▶ [Solicitud]
Copia sin ningún cambio cada línea de todos los ítems que aparecen a continuación.
═══ Listado de datos ═══
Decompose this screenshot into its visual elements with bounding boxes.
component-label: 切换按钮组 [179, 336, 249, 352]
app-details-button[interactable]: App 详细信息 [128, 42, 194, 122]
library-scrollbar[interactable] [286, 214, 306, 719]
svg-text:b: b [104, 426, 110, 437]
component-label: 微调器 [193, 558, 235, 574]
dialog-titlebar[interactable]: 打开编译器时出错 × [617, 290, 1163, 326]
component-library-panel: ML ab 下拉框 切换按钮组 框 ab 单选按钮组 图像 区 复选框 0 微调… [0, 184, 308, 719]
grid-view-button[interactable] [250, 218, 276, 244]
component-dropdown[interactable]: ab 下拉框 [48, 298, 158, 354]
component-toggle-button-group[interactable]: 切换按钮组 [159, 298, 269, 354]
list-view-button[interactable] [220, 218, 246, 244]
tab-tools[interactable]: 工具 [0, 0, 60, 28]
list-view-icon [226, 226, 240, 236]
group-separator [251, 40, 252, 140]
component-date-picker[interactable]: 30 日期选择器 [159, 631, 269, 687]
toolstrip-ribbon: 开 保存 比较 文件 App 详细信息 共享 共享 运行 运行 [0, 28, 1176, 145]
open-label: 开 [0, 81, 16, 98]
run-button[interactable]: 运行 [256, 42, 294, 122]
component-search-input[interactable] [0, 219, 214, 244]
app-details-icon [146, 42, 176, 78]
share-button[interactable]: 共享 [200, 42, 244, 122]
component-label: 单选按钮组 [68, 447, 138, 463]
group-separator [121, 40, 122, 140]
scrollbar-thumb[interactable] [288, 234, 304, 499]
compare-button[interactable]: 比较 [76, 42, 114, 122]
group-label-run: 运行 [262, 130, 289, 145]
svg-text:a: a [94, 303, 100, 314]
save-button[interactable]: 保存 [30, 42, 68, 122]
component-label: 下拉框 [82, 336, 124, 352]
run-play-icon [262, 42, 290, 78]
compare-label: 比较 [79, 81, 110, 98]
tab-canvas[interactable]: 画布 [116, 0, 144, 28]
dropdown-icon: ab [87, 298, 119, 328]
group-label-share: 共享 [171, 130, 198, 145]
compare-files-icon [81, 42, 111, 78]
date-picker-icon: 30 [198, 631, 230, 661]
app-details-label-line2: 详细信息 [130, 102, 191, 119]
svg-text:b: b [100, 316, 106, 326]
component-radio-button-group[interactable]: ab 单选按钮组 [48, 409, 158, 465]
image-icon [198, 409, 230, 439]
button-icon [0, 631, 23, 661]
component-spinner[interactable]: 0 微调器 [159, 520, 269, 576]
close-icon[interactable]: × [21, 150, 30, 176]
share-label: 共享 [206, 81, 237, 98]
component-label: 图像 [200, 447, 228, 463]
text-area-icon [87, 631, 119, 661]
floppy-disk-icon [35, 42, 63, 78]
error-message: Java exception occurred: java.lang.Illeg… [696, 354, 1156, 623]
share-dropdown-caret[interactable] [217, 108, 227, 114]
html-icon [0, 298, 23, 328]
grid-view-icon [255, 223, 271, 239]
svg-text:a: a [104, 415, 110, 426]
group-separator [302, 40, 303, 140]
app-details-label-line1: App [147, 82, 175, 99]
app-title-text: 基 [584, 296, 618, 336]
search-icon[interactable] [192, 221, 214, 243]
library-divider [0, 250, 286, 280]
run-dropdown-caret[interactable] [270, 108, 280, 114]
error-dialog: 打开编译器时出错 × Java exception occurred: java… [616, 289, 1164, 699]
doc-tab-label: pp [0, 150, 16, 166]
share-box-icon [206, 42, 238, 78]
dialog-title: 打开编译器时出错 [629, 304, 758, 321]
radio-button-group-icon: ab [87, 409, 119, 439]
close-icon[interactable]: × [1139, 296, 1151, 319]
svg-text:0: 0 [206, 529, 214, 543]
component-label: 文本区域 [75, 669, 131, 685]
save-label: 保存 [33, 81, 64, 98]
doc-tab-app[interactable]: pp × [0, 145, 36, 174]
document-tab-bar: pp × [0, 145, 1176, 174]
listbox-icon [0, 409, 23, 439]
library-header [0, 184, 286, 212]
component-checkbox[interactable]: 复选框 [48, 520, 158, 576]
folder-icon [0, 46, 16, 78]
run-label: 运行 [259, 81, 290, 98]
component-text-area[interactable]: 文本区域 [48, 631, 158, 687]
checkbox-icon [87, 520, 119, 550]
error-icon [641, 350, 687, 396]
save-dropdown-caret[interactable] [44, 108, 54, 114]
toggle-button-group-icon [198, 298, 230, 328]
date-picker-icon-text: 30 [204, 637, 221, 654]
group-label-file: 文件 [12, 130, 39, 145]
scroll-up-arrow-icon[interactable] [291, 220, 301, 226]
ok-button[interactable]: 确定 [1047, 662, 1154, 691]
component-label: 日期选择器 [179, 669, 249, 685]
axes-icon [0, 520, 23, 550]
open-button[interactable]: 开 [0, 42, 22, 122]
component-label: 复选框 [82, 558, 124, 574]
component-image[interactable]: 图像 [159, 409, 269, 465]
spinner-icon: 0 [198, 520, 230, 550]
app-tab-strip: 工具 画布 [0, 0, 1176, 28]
═══
▶ [Respuesta a la tarea]
Decompose this screenshot into its visual elements with bounding boxes.
component-label: 切换按钮组 [179, 336, 249, 352]
app-details-button[interactable]: App 详细信息 [128, 42, 194, 122]
library-scrollbar[interactable] [286, 214, 306, 719]
svg-text:b: b [104, 426, 110, 437]
component-label: 微调器 [193, 558, 235, 574]
dialog-titlebar[interactable]: 打开编译器时出错 × [617, 290, 1163, 326]
component-library-panel: ML ab 下拉框 切换按钮组 框 ab 单选按钮组 图像 区 复选框 0 微调… [0, 184, 308, 719]
grid-view-button[interactable] [250, 218, 276, 244]
component-dropdown[interactable]: ab 下拉框 [48, 298, 158, 354]
component-toggle-button-group[interactable]: 切换按钮组 [159, 298, 269, 354]
list-view-button[interactable] [220, 218, 246, 244]
tab-tools[interactable]: 工具 [0, 0, 60, 28]
list-view-icon [226, 226, 240, 236]
group-separator [251, 40, 252, 140]
component-date-picker[interactable]: 30 日期选择器 [159, 631, 269, 687]
toolstrip-ribbon: 开 保存 比较 文件 App 详细信息 共享 共享 运行 运行 [0, 28, 1176, 145]
open-label: 开 [0, 81, 16, 98]
run-button[interactable]: 运行 [256, 42, 294, 122]
component-search-input[interactable] [0, 219, 214, 244]
app-details-icon [146, 42, 176, 78]
share-button[interactable]: 共享 [200, 42, 244, 122]
component-label: 单选按钮组 [68, 447, 138, 463]
group-separator [121, 40, 122, 140]
scrollbar-thumb[interactable] [288, 234, 304, 499]
compare-button[interactable]: 比较 [76, 42, 114, 122]
group-label-run: 运行 [262, 130, 289, 145]
svg-text:a: a [94, 303, 100, 314]
save-button[interactable]: 保存 [30, 42, 68, 122]
component-label: 下拉框 [82, 336, 124, 352]
run-play-icon [262, 42, 290, 78]
compare-label: 比较 [79, 81, 110, 98]
tab-canvas[interactable]: 画布 [116, 0, 144, 28]
dropdown-icon: ab [87, 298, 119, 328]
group-label-share: 共享 [171, 130, 198, 145]
compare-files-icon [81, 42, 111, 78]
date-picker-icon: 30 [198, 631, 230, 661]
app-details-label-line2: 详细信息 [130, 102, 191, 119]
svg-text:b: b [100, 316, 106, 326]
component-radio-button-group[interactable]: ab 单选按钮组 [48, 409, 158, 465]
image-icon [198, 409, 230, 439]
button-icon [0, 631, 23, 661]
component-spinner[interactable]: 0 微调器 [159, 520, 269, 576]
close-icon[interactable]: × [21, 150, 30, 176]
share-label: 共享 [206, 81, 237, 98]
component-label: 图像 [200, 447, 228, 463]
text-area-icon [87, 631, 119, 661]
floppy-disk-icon [35, 42, 63, 78]
error-message: Java exception occurred: java.lang.Illeg… [696, 354, 1156, 623]
share-dropdown-caret[interactable] [217, 108, 227, 114]
html-icon [0, 298, 23, 328]
grid-view-icon [255, 223, 271, 239]
svg-text:a: a [104, 415, 110, 426]
group-separator [302, 40, 303, 140]
app-details-label-line1: App [147, 82, 175, 99]
app-title-text: 基 [584, 296, 618, 336]
search-icon[interactable] [192, 221, 214, 243]
library-divider [0, 250, 286, 280]
run-dropdown-caret[interactable] [270, 108, 280, 114]
error-dialog: 打开编译器时出错 × Java exception occurred: java… [616, 289, 1164, 699]
doc-tab-label: pp [0, 150, 16, 166]
share-box-icon [206, 42, 238, 78]
dialog-title: 打开编译器时出错 [629, 304, 758, 321]
radio-button-group-icon: ab [87, 409, 119, 439]
close-icon[interactable]: × [1139, 296, 1151, 319]
svg-text:0: 0 [206, 529, 214, 543]
component-label: 文本区域 [75, 669, 131, 685]
save-label: 保存 [33, 81, 64, 98]
doc-tab-app[interactable]: pp × [0, 145, 36, 174]
document-tab-bar: pp × [0, 145, 1176, 174]
listbox-icon [0, 409, 23, 439]
library-header [0, 184, 286, 212]
component-checkbox[interactable]: 复选框 [48, 520, 158, 576]
folder-icon [0, 46, 16, 78]
run-label: 运行 [259, 81, 290, 98]
component-text-area[interactable]: 文本区域 [48, 631, 158, 687]
checkbox-icon [87, 520, 119, 550]
error-icon [641, 350, 687, 396]
save-dropdown-caret[interactable] [44, 108, 54, 114]
toggle-button-group-icon [198, 298, 230, 328]
date-picker-icon-text: 30 [204, 637, 221, 654]
group-label-file: 文件 [12, 130, 39, 145]
scroll-up-arrow-icon[interactable] [291, 220, 301, 226]
ok-button[interactable]: 确定 [1047, 662, 1154, 691]
component-label: 日期选择器 [179, 669, 249, 685]
axes-icon [0, 520, 23, 550]
open-button[interactable]: 开 [0, 42, 22, 122]
component-label: 复选框 [82, 558, 124, 574]
component-image[interactable]: 图像 [159, 409, 269, 465]
spinner-icon: 0 [198, 520, 230, 550]
app-tab-strip: 工具 画布 [0, 0, 1176, 28]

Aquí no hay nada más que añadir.